# Extention tube ?'s



## Jettatore (Dec 4, 2011)

For 100mm L macro.

Any performance difference at all between Kenko and Canon tubes? Electronic performance or sturdiness?

I'm thinking of either getting Kenko just to start with a full set, or instead buy 1 Canon tube at a time as I might not need a full set anyways? Anyone doing a lot of work with this lens on tubes? Any info would be appreciated, I've looked up a bunch of stuff but no direct comparisons between brands from people who tried both.


----------



## seanature (Dec 4, 2011)

The Canon tubes are definitely more rugged, though I have used the Kenko tubes for many, many years in tough conditions without any trouble. All the tubes are hollow, so there isn't a difference with the optics. 

Using extension tubes can be incredibly awkward. Set up can be very slow with a lot of trial and error. A true macro lens and a focusing rail is absolutely the way to go if you want to do serious macro photography. 

If you want to try to make due with the tubes, however, I think the Kenko package is the way to go. I often use mine with the 70-200 and even a few mm of extension can make a huge difference. I think if you had only one tube, you would get frustrated fast.

Kevin


----------



## Jettatore (Dec 4, 2011)

That makes sense, thanks. Yeah I'm getting that lens next, and I figured a set of tubes makes sense to at least try. Keno's not much of an investment and everyone says they are good. Just wondering comparing them directly to Canon what the differences were but that about covers it. I've heard they are a chore to work with.

How would use use a focus rail though on a moving subject. I'm not going to disturb wildlife just to get a nice picture (this is for shooting bugs), not sure if I can use that. Maybe tubes won't work at all for me realistically, but if I get them, better to start cheap I suppose just to see. I was just curious that if I only ended up needed one or two tubes, I might be frustrated that I didn't put the money into Canon. Anyways thanks.

**EXERCISES**:
[a] Copy the extension tube thread from "## seanature (Dec" up to and including "serious macro photography.", replacing "rugged" with "sturdy".
[b] Extend the forum thread on extension tubes, picking up after its final post.

**LISTED ENTRIES**:
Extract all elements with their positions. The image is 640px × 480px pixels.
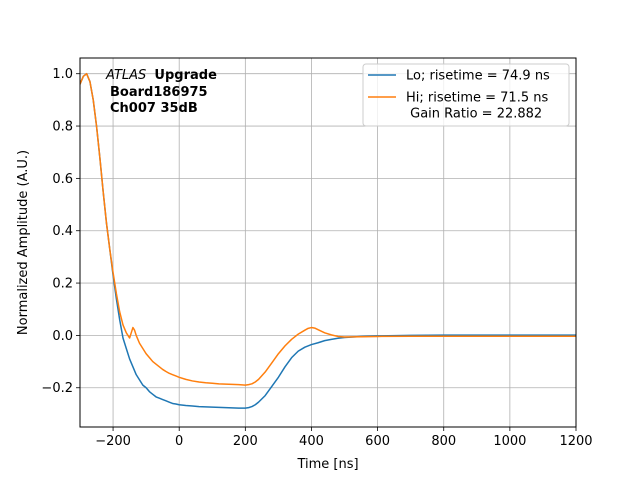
x-tick-label: 800 bbox=[431, 434, 456, 449]
x-tick-label: 1200 bbox=[559, 434, 592, 449]
legend-label-1: Hi; risetime = 71.5 ns Gain Ratio = 22.8… bbox=[406, 91, 548, 122]
y-axis-label: Normalized Amplitude (A.U.) bbox=[16, 150, 31, 335]
x-tick-label: 200 bbox=[233, 434, 258, 449]
x-tick-label: 400 bbox=[299, 434, 324, 449]
legend-label-0: Lo; risetime = 74.9 ns bbox=[406, 69, 550, 84]
x-axis-ticks: −200 0 200 400 600 800 1000 1200 bbox=[95, 427, 593, 449]
y-tick-label: 1.0 bbox=[52, 67, 73, 82]
annotation-line-3: Ch007 35dB bbox=[110, 101, 198, 116]
x-tick-label: 0 bbox=[175, 434, 183, 449]
y-tick-label: −0.2 bbox=[41, 381, 73, 396]
y-tick-label: 0.4 bbox=[52, 224, 73, 239]
y-axis-ticks: −0.2 0.0 0.2 0.4 0.6 0.8 1.0 bbox=[41, 67, 80, 396]
legend: Lo; risetime = 74.9 ns Hi; risetime = 71.… bbox=[362, 63, 570, 127]
series-layer bbox=[80, 72, 576, 409]
plot-frame bbox=[79, 57, 577, 428]
annotation-line-1: ATLAS Upgrade bbox=[105, 68, 217, 83]
annotation-line-2: Board186975 bbox=[110, 85, 208, 100]
x-tick-label: −200 bbox=[95, 434, 131, 449]
x-axis-label: Time [ns] bbox=[296, 457, 358, 472]
atlas-annotation: ATLAS Upgrade Board186975 Ch007 35dB bbox=[105, 68, 217, 116]
annotation-upgrade: Upgrade bbox=[154, 68, 217, 83]
y-tick-label: 0.6 bbox=[52, 172, 73, 187]
legend-label-line: Hi; risetime = 71.5 ns bbox=[406, 91, 548, 106]
y-tick-label: 0.8 bbox=[52, 120, 73, 135]
legend-label-line: Gain Ratio = 22.882 bbox=[406, 107, 542, 122]
x-tick-label: 1000 bbox=[493, 434, 526, 449]
legend-label-line: Lo; risetime = 74.9 ns bbox=[406, 69, 550, 84]
legend-box bbox=[362, 63, 570, 127]
series-line-1 bbox=[80, 72, 576, 386]
y-tick-label: 0.2 bbox=[52, 277, 73, 292]
y-tick-label: 0.0 bbox=[52, 329, 73, 344]
annotation-atlas: ATLAS bbox=[105, 68, 146, 83]
x-tick-label: 600 bbox=[365, 434, 390, 449]
series-line-0 bbox=[80, 72, 576, 409]
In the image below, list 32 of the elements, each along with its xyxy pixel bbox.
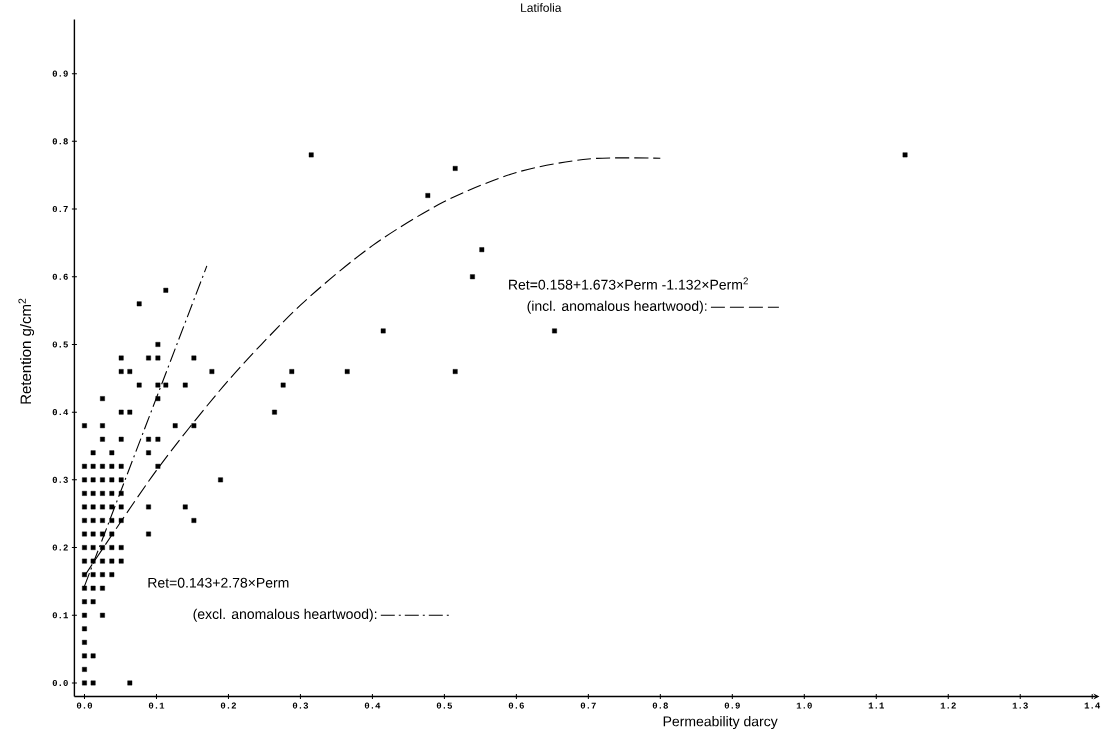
x-tick-label: 0.6: [508, 702, 524, 709]
y-tick-label: 0.8: [52, 138, 68, 145]
x-tick-label: 0.4: [364, 702, 381, 709]
x-axis-title: Permeability darcy: [663, 716, 778, 730]
x-tick-label: 1.4: [1084, 702, 1101, 709]
y-axis-title: Retention g/cm$^{2}$: [18, 298, 35, 404]
x-tick-label: 1.1: [868, 702, 884, 709]
x-tick-label: 0.9: [724, 702, 740, 709]
y-tick-label: 0.0: [52, 679, 68, 687]
annotation: Ret=0.143+2.78×Perm: [148, 577, 289, 588]
x-tick-label: 0.7: [580, 702, 596, 709]
x-tick-label: 1.0: [796, 702, 812, 709]
x-tick-label: 0.0: [76, 702, 93, 709]
y-tick-label: 0.5: [52, 341, 68, 348]
y-tick-label: 0.7: [52, 206, 68, 213]
x-tick-label: 0.8: [652, 702, 668, 709]
x-tick-label: 1.3: [1012, 702, 1028, 709]
y-tick-label: 0.2: [52, 544, 68, 551]
x-tick-label: 0.1: [148, 702, 165, 709]
y-tick-label: 0.6: [52, 273, 68, 280]
x-tick-label: 0.3: [292, 702, 309, 709]
x-tick-label: 1.2: [940, 702, 956, 709]
y-tick-label: 0.4: [52, 409, 69, 416]
chart-title: Latifolia: [521, 3, 562, 12]
annotation: Ret=0.158+1.673×Perm -1.132×Perm$^{2}$: [509, 277, 748, 290]
legend-label: (incl. anomalous heartwood):: [527, 300, 707, 314]
x-tick-label: 0.2: [220, 702, 237, 709]
legend-label: (excl. anomalous heartwood):: [193, 608, 377, 622]
x-tick-label: 0.5: [436, 702, 453, 709]
y-tick-label: 0.9: [52, 70, 68, 77]
y-tick-label: 0.3: [52, 476, 68, 483]
y-tick-label: 0.1: [52, 612, 68, 619]
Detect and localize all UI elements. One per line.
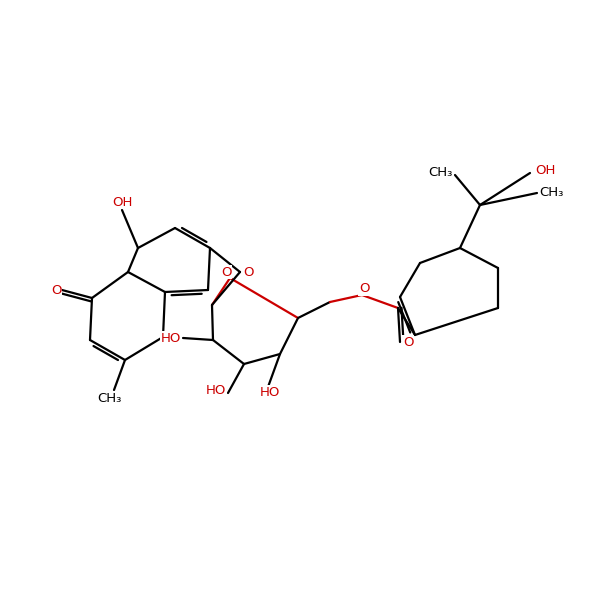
- Text: HO: HO: [260, 385, 280, 398]
- Text: CH₃: CH₃: [428, 166, 453, 179]
- Text: O: O: [165, 334, 175, 346]
- Text: O: O: [221, 265, 231, 278]
- Text: CH₃: CH₃: [539, 187, 563, 199]
- Text: CH₃: CH₃: [97, 391, 121, 404]
- Text: O: O: [243, 265, 253, 278]
- Text: OH: OH: [112, 196, 132, 208]
- Text: OH: OH: [535, 164, 556, 178]
- Text: O: O: [403, 335, 413, 349]
- Text: O: O: [359, 283, 369, 295]
- Text: O: O: [51, 283, 61, 296]
- Text: HO: HO: [206, 385, 226, 397]
- Text: HO: HO: [161, 331, 181, 344]
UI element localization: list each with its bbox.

**RESULTS FOR THE EXERCISE**:
[a]
## seanature (Dec 4, 2011)

The Canon tubes are definitely more sturdy, though I have used the Kenko tubes for many, many years in tough conditions without any trouble. All the tubes are hollow, so there isn't a difference with the optics. 

Using extension tubes can be incredibly awkward. Set up can be very slow with a lot of trial and error. A true macro lens and a focusing rail is absolutely the way to go if you want to do serious macro photography.

[b]
----------



## thejoyofsobe (Dec 4, 2011)

if you've got a crop body and going to use extension tubes on a Macro lens, wouldn't it make more sense to go with the EF-S 60mm f/2.8 Macro instead of the EF 100mm f/2.8 Macro? 

the shorter the focal length the great gain in maximum magnification for a given extension tube. so since both lenses are 1X putting the full 68mm of the Kenko extension tube set would put you at a MM of 2.13X on the EF-S 60mm f/2.8 Macro as opposed to 1.68X on the 100mm f/2.8 Macro. They are both f/2.8 so the light loss from extension tubes is a toss up.


----------



## Jettatore (Dec 4, 2011)

Well I want the lens for it's general purpose utility as well. Yes I have a crop to use it with.


----------



## Mt Spokane Photography (Dec 4, 2011)

I find my 100mm L and 7D a ideal combination, I like it better than my 5d MK II. I can also use a short extension tube handheld, which you really can't do with other lenses. It only adds a little magnification, but still gives working distance. the problem with short focal length lenses and tubes is that you have to get so close to the subject thats its very difficult.

I believe I tok this with my 100mmL handheld with a short tube.


----------



## Jettatore (Dec 4, 2011)

Any flash on that Spokane? A wedding photographer told me to skip buying a dedicated macro flash and just link up two regular EX flashes instead since I need to have two of those eventually anyways...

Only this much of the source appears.